- [ENTRIES SHOWN]

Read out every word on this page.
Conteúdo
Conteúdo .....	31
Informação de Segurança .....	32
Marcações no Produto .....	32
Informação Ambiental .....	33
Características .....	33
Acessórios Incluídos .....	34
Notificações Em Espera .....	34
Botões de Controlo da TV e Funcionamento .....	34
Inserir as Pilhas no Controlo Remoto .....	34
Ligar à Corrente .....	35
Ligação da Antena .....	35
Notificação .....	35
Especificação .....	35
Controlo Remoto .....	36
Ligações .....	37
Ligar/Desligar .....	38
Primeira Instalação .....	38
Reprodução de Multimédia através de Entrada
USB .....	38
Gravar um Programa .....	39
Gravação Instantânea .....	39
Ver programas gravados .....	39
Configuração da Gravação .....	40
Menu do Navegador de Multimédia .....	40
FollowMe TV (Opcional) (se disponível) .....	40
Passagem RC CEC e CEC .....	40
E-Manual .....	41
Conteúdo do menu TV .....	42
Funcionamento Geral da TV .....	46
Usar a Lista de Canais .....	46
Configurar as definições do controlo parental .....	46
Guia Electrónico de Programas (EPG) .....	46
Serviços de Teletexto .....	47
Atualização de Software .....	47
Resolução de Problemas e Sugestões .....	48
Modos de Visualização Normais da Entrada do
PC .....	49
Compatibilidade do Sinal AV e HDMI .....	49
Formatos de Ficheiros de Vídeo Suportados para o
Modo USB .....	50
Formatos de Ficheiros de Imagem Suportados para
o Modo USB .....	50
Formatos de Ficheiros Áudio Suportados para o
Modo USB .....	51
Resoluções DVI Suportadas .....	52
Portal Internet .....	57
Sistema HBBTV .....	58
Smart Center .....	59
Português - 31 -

- [TASK TO CARRY OUT] Print the material above once more, exactly.

- [FINISHED ANSWER]
Read out every word on this page.
Conteúdo
Conteúdo .....	31
Informação de Segurança .....	32
Marcações no Produto .....	32
Informação Ambiental .....	33
Características .....	33
Acessórios Incluídos .....	34
Notificações Em Espera .....	34
Botões de Controlo da TV e Funcionamento .....	34
Inserir as Pilhas no Controlo Remoto .....	34
Ligar à Corrente .....	35
Ligação da Antena .....	35
Notificação .....	35
Especificação .....	35
Controlo Remoto .....	36
Ligações .....	37
Ligar/Desligar .....	38
Primeira Instalação .....	38
Reprodução de Multimédia através de Entrada
USB .....	38
Gravar um Programa .....	39
Gravação Instantânea .....	39
Ver programas gravados .....	39
Configuração da Gravação .....	40
Menu do Navegador de Multimédia .....	40
FollowMe TV (Opcional) (se disponível) .....	40
Passagem RC CEC e CEC .....	40
E-Manual .....	41
Conteúdo do menu TV .....	42
Funcionamento Geral da TV .....	46
Usar a Lista de Canais .....	46
Configurar as definições do controlo parental .....	46
Guia Electrónico de Programas (EPG) .....	46
Serviços de Teletexto .....	47
Atualização de Software .....	47
Resolução de Problemas e Sugestões .....	48
Modos de Visualização Normais da Entrada do
PC .....	49
Compatibilidade do Sinal AV e HDMI .....	49
Formatos de Ficheiros de Vídeo Suportados para o
Modo USB .....	50
Formatos de Ficheiros de Imagem Suportados para
o Modo USB .....	50
Formatos de Ficheiros Áudio Suportados para o
Modo USB .....	51
Resoluções DVI Suportadas .....	52
Portal Internet .....	57
Sistema HBBTV .....	58
Smart Center .....	59
Português - 31 -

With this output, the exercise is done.